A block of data
--------------------------------
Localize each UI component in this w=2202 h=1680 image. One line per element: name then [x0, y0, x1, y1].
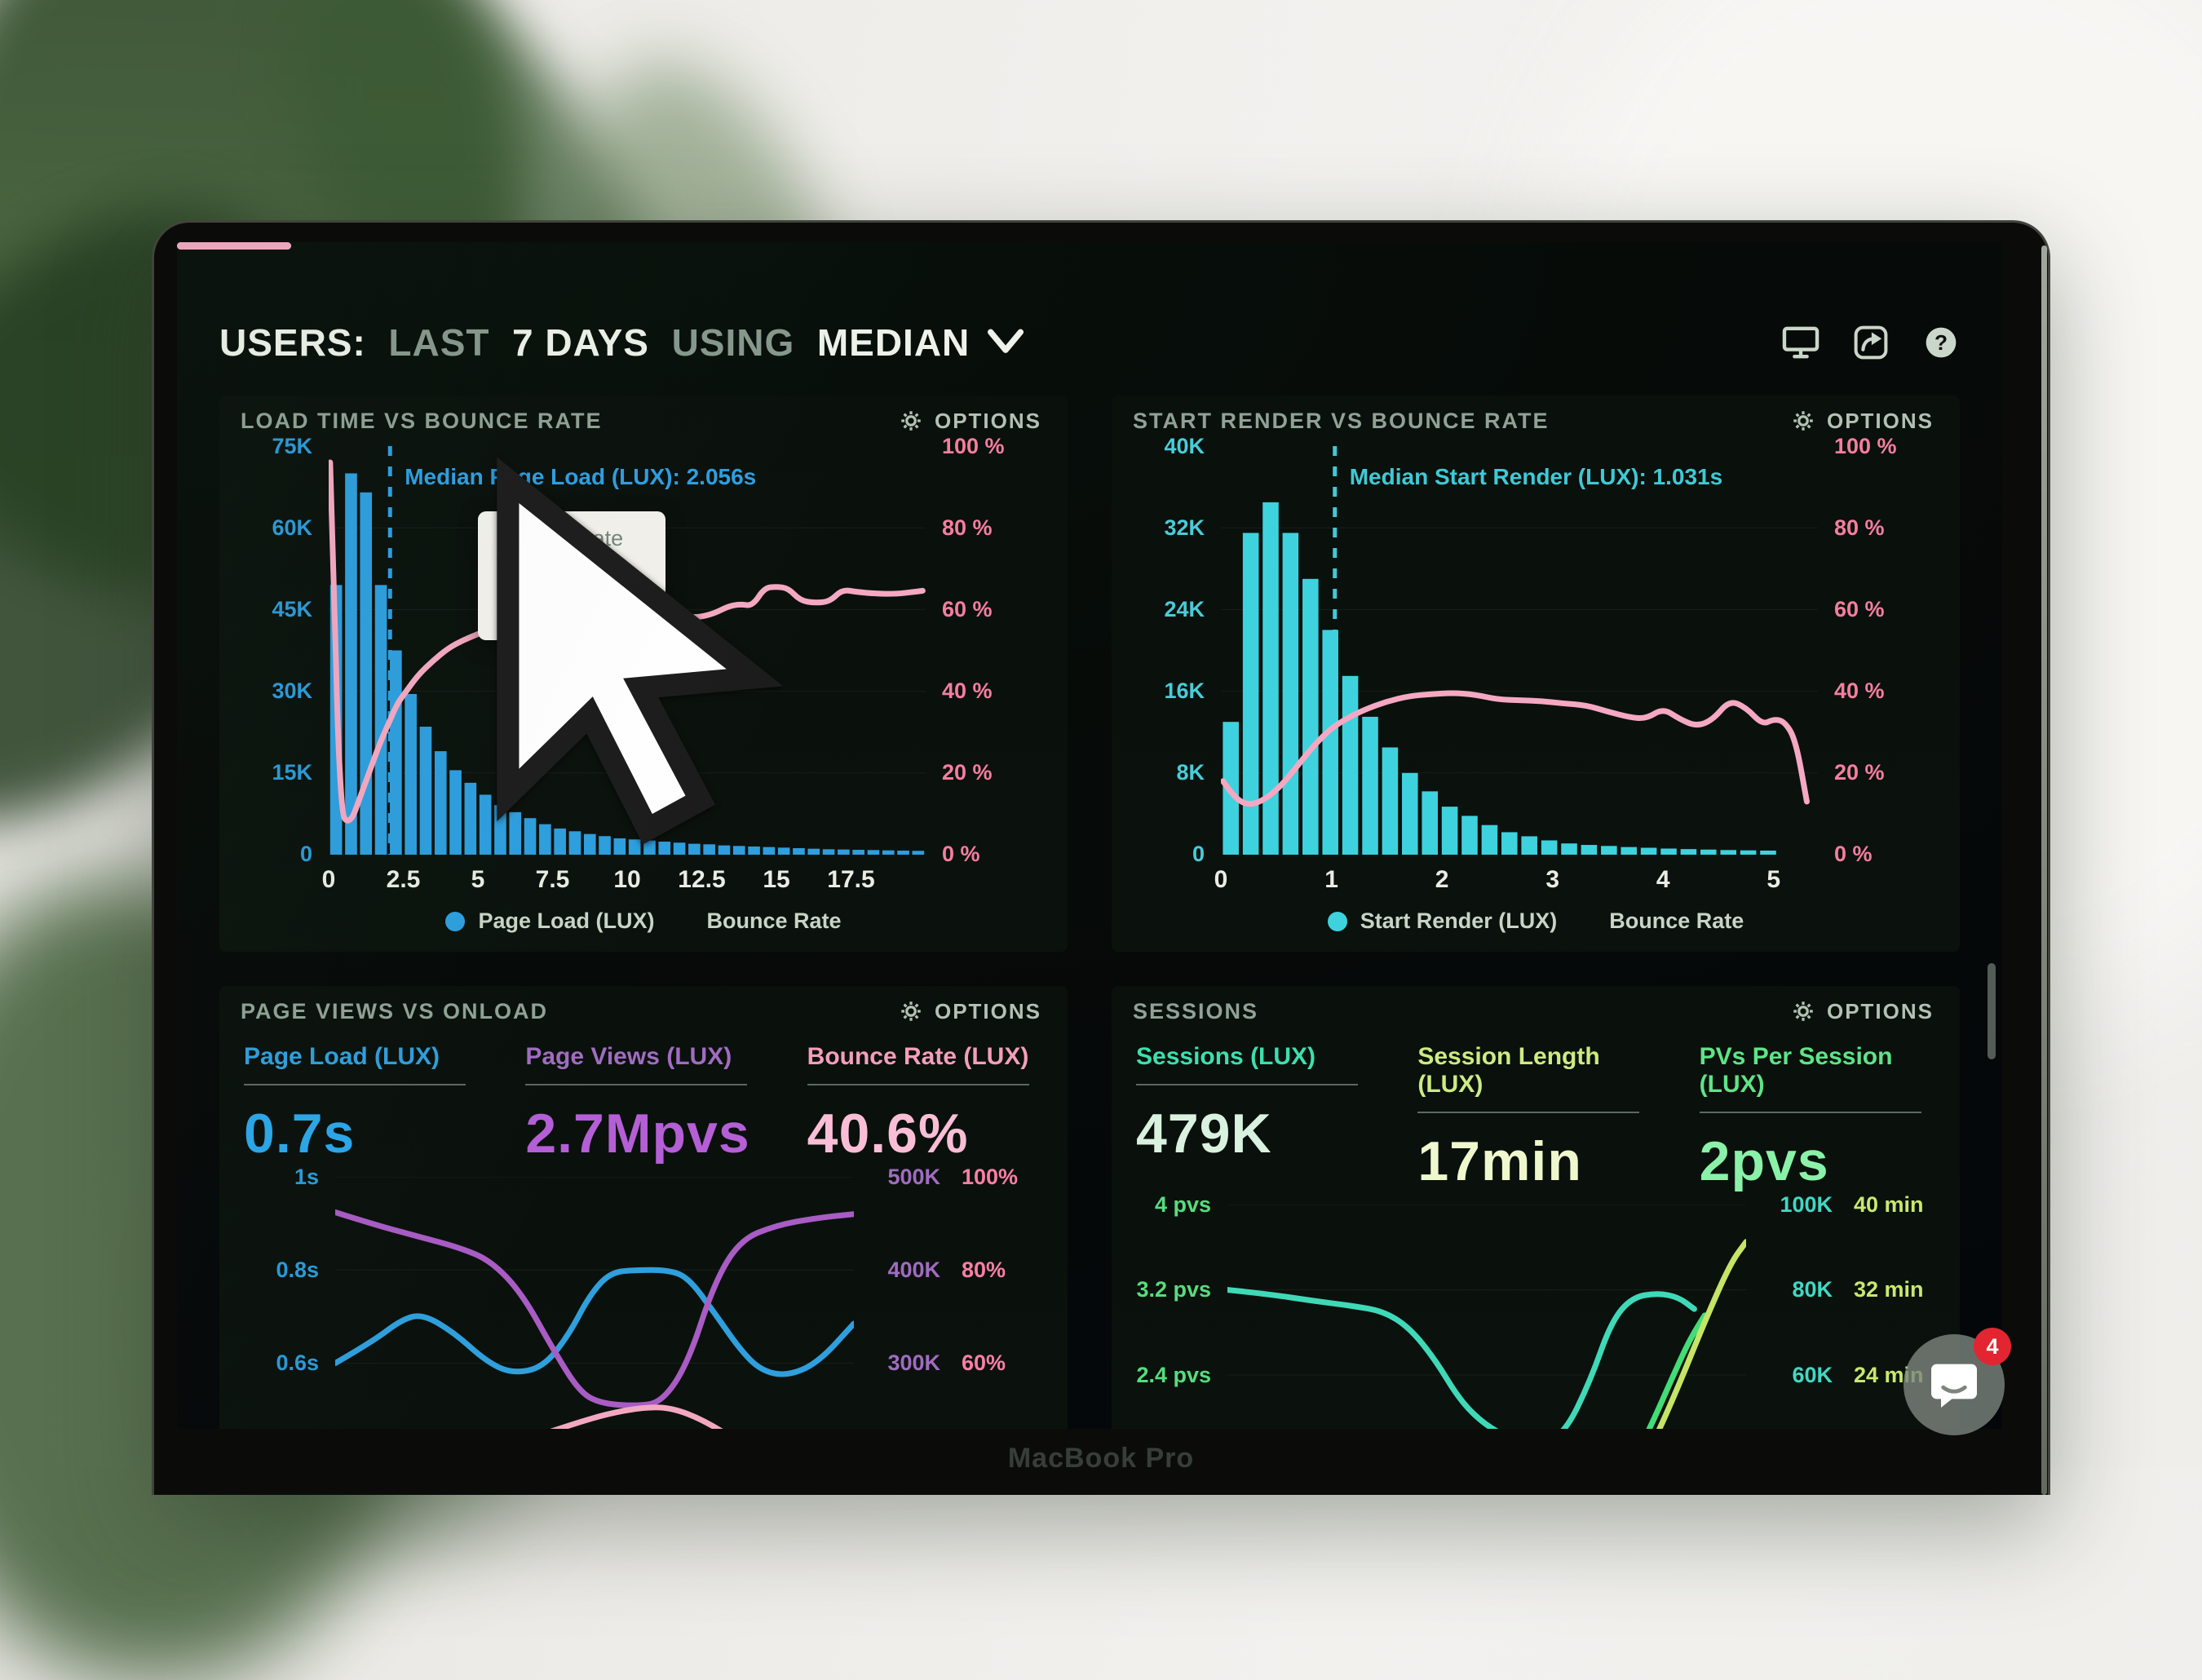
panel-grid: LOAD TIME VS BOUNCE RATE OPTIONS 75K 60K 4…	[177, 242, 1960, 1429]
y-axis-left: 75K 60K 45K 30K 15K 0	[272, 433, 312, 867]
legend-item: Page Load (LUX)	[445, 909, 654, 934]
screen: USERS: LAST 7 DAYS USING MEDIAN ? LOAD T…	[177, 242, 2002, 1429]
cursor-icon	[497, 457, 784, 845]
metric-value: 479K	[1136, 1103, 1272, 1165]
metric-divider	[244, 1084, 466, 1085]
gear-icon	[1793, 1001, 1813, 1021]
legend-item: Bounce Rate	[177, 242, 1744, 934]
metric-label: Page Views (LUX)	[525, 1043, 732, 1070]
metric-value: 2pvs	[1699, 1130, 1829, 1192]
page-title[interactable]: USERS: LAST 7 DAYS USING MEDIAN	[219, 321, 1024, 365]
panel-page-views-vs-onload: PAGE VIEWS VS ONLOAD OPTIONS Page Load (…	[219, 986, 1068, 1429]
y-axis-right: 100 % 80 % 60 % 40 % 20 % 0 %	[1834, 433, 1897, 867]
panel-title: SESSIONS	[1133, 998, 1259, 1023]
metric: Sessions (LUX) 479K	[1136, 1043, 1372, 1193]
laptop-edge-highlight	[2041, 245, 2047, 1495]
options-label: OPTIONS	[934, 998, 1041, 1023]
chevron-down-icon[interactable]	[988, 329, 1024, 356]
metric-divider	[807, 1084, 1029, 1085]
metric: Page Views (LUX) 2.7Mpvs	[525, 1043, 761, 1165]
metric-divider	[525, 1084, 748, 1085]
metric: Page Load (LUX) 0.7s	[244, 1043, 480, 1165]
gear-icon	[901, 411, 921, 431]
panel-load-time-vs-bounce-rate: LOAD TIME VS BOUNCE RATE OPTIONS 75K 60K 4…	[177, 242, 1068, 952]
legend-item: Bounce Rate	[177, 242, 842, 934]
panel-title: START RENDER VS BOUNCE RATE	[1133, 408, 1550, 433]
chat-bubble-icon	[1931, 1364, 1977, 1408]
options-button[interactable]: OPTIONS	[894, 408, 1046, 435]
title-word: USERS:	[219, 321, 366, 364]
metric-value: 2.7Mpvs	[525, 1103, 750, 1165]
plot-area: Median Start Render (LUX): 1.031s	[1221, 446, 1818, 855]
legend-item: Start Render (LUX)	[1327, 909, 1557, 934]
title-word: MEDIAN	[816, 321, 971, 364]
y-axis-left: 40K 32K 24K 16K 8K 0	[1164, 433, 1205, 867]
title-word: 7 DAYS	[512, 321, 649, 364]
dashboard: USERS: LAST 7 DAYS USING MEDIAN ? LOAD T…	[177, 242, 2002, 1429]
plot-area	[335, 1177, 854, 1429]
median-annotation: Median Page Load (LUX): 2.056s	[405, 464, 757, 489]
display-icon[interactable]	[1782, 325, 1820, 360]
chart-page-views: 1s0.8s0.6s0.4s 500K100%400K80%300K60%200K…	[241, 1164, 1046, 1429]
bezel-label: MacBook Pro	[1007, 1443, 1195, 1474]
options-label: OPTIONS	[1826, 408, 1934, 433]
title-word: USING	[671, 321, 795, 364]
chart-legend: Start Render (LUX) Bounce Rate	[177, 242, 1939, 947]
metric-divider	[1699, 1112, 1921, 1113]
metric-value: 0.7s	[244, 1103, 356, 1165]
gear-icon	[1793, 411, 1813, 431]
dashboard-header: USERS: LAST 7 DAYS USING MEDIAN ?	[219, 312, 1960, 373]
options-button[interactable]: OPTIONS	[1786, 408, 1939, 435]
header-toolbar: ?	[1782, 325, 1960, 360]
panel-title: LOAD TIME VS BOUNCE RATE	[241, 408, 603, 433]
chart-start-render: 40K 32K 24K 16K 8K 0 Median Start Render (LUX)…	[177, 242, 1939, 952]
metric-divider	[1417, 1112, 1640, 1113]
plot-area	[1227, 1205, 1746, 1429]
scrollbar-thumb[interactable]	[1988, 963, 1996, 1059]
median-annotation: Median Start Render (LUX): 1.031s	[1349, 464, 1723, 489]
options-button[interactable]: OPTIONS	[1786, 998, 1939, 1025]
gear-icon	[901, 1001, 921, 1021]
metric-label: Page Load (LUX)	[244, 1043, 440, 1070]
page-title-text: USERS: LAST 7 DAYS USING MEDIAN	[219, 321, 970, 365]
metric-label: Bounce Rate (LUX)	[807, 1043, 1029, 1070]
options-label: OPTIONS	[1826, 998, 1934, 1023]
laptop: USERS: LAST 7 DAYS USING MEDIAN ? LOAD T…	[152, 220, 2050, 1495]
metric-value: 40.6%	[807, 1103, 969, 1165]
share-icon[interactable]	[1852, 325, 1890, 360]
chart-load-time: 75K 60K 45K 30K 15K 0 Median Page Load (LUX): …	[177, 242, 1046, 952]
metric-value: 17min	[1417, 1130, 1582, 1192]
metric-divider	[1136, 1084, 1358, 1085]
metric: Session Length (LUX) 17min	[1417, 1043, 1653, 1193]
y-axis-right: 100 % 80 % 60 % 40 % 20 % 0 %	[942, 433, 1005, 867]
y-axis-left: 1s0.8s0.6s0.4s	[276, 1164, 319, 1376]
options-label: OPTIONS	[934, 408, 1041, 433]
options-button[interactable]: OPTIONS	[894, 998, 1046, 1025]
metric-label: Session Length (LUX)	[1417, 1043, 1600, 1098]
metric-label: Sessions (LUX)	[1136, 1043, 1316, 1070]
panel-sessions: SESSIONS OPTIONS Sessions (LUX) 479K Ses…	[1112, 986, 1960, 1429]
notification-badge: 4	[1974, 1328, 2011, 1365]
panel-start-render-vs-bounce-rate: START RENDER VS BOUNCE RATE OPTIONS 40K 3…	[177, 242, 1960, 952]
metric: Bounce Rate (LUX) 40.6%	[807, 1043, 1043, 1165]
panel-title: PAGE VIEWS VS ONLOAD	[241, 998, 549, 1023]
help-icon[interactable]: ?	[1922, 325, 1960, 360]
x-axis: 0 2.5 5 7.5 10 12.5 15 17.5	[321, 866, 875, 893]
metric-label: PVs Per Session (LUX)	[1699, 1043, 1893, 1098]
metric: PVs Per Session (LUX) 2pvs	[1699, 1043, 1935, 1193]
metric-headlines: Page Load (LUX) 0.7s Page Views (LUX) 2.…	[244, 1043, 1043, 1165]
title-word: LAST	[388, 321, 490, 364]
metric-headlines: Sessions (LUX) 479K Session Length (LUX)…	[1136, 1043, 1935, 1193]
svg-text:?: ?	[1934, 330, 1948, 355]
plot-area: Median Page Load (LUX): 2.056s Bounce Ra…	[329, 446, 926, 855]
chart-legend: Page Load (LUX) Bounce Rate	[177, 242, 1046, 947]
--------------------------------
● TASK REQUIREMENTS
Reproduce every line of the entries above, replacing "legend-item" with "legend-label" wherever it occurs and leaving everything else unchanged. Omit the pictures from your answer.

● ANSWER TO THIS EXERCISE
Localize each UI component in this w=2202 h=1680 image. One line per element: name then [x0, y0, x1, y1].
panel-grid: LOAD TIME VS BOUNCE RATE OPTIONS 75K 60K 4…	[177, 242, 1960, 1429]
y-axis-left: 75K 60K 45K 30K 15K 0	[272, 433, 312, 867]
legend-label: Page Load (LUX)	[445, 909, 654, 934]
screen: USERS: LAST 7 DAYS USING MEDIAN ? LOAD T…	[177, 242, 2002, 1429]
cursor-icon	[497, 457, 784, 845]
metric-value: 479K	[1136, 1103, 1272, 1165]
metric-divider	[244, 1084, 466, 1085]
gear-icon	[1793, 1001, 1813, 1021]
legend-label: Bounce Rate	[177, 242, 1744, 934]
metric-label: Page Views (LUX)	[525, 1043, 732, 1070]
metric-value: 2pvs	[1699, 1130, 1829, 1192]
page-title[interactable]: USERS: LAST 7 DAYS USING MEDIAN	[219, 321, 1024, 365]
panel-page-views-vs-onload: PAGE VIEWS VS ONLOAD OPTIONS Page Load (…	[219, 986, 1068, 1429]
y-axis-right: 100 % 80 % 60 % 40 % 20 % 0 %	[1834, 433, 1897, 867]
panel-title: SESSIONS	[1133, 998, 1259, 1023]
metric: Sessions (LUX) 479K	[1136, 1043, 1372, 1193]
laptop-edge-highlight	[2041, 245, 2047, 1495]
options-label: OPTIONS	[934, 998, 1041, 1023]
chevron-down-icon[interactable]	[988, 329, 1024, 356]
metric-divider	[807, 1084, 1029, 1085]
metric: Page Views (LUX) 2.7Mpvs	[525, 1043, 761, 1165]
metric-divider	[525, 1084, 748, 1085]
metric: Page Load (LUX) 0.7s	[244, 1043, 480, 1165]
gear-icon	[901, 411, 921, 431]
panel-load-time-vs-bounce-rate: LOAD TIME VS BOUNCE RATE OPTIONS 75K 60K 4…	[177, 242, 1068, 952]
legend-label: Bounce Rate	[177, 242, 842, 934]
panel-title: START RENDER VS BOUNCE RATE	[1133, 408, 1550, 433]
chat-bubble-icon	[1931, 1364, 1977, 1408]
options-button[interactable]: OPTIONS	[894, 408, 1046, 435]
title-word: USERS:	[219, 321, 366, 364]
metric-value: 2.7Mpvs	[525, 1103, 750, 1165]
plot-area: Median Start Render (LUX): 1.031s	[1221, 446, 1818, 855]
legend-label: Start Render (LUX)	[1327, 909, 1557, 934]
title-word: MEDIAN	[816, 321, 971, 364]
y-axis-left: 40K 32K 24K 16K 8K 0	[1164, 433, 1205, 867]
title-word: 7 DAYS	[512, 321, 649, 364]
dashboard: USERS: LAST 7 DAYS USING MEDIAN ? LOAD T…	[177, 242, 2002, 1429]
plot-area	[335, 1177, 854, 1429]
median-annotation: Median Page Load (LUX): 2.056s	[405, 464, 757, 489]
display-icon[interactable]	[1782, 325, 1820, 360]
chart-page-views: 1s0.8s0.6s0.4s 500K100%400K80%300K60%200K…	[241, 1164, 1046, 1429]
bezel-label: MacBook Pro	[1007, 1443, 1195, 1474]
options-label: OPTIONS	[1826, 408, 1934, 433]
title-word: USING	[671, 321, 795, 364]
chart-legend: Start Render (LUX) Bounce Rate	[177, 242, 1939, 947]
metric-divider	[1699, 1112, 1921, 1113]
metric-value: 0.7s	[244, 1103, 356, 1165]
gear-icon	[1793, 411, 1813, 431]
dashboard-header: USERS: LAST 7 DAYS USING MEDIAN ?	[219, 312, 1960, 373]
options-button[interactable]: OPTIONS	[1786, 408, 1939, 435]
header-toolbar: ?	[1782, 325, 1960, 360]
panel-title: LOAD TIME VS BOUNCE RATE	[241, 408, 603, 433]
chart-start-render: 40K 32K 24K 16K 8K 0 Median Start Render (LUX)…	[177, 242, 1939, 952]
metric-divider	[1417, 1112, 1640, 1113]
plot-area	[1227, 1205, 1746, 1429]
scrollbar-thumb[interactable]	[1988, 963, 1996, 1059]
median-annotation: Median Start Render (LUX): 1.031s	[1349, 464, 1723, 489]
options-button[interactable]: OPTIONS	[1786, 998, 1939, 1025]
gear-icon	[901, 1001, 921, 1021]
metric-label: Page Load (LUX)	[244, 1043, 440, 1070]
page-title-text: USERS: LAST 7 DAYS USING MEDIAN	[219, 321, 970, 365]
metric-label: Bounce Rate (LUX)	[807, 1043, 1029, 1070]
options-label: OPTIONS	[1826, 998, 1934, 1023]
laptop: USERS: LAST 7 DAYS USING MEDIAN ? LOAD T…	[152, 220, 2050, 1495]
metric-value: 40.6%	[807, 1103, 969, 1165]
share-icon[interactable]	[1852, 325, 1890, 360]
chart-load-time: 75K 60K 45K 30K 15K 0 Median Page Load (LUX): …	[177, 242, 1046, 952]
metric-value: 17min	[1417, 1130, 1582, 1192]
metric-divider	[1136, 1084, 1358, 1085]
metric: Session Length (LUX) 17min	[1417, 1043, 1653, 1193]
y-axis-right: 100 % 80 % 60 % 40 % 20 % 0 %	[942, 433, 1005, 867]
y-axis-left: 1s0.8s0.6s0.4s	[276, 1164, 319, 1376]
options-label: OPTIONS	[934, 408, 1041, 433]
options-button[interactable]: OPTIONS	[894, 998, 1046, 1025]
metric-label: Session Length (LUX)	[1417, 1043, 1600, 1098]
metric-label: Sessions (LUX)	[1136, 1043, 1316, 1070]
panel-sessions: SESSIONS OPTIONS Sessions (LUX) 479K Ses…	[1112, 986, 1960, 1429]
notification-badge: 4	[1974, 1328, 2011, 1365]
panel-start-render-vs-bounce-rate: START RENDER VS BOUNCE RATE OPTIONS 40K 3…	[177, 242, 1960, 952]
metric: Bounce Rate (LUX) 40.6%	[807, 1043, 1043, 1165]
panel-title: PAGE VIEWS VS ONLOAD	[241, 998, 549, 1023]
help-icon[interactable]: ?	[1922, 325, 1960, 360]
x-axis: 0 2.5 5 7.5 10 12.5 15 17.5	[321, 866, 875, 893]
metric-label: PVs Per Session (LUX)	[1699, 1043, 1893, 1098]
metric: PVs Per Session (LUX) 2pvs	[1699, 1043, 1935, 1193]
metric-headlines: Page Load (LUX) 0.7s Page Views (LUX) 2.…	[244, 1043, 1043, 1165]
title-word: LAST	[388, 321, 490, 364]
metric-headlines: Sessions (LUX) 479K Session Length (LUX)…	[1136, 1043, 1935, 1193]
svg-text:?: ?	[1934, 330, 1948, 355]
plot-area: Median Page Load (LUX): 2.056s Bounce Ra…	[329, 446, 926, 855]
chart-legend: Page Load (LUX) Bounce Rate	[177, 242, 1046, 947]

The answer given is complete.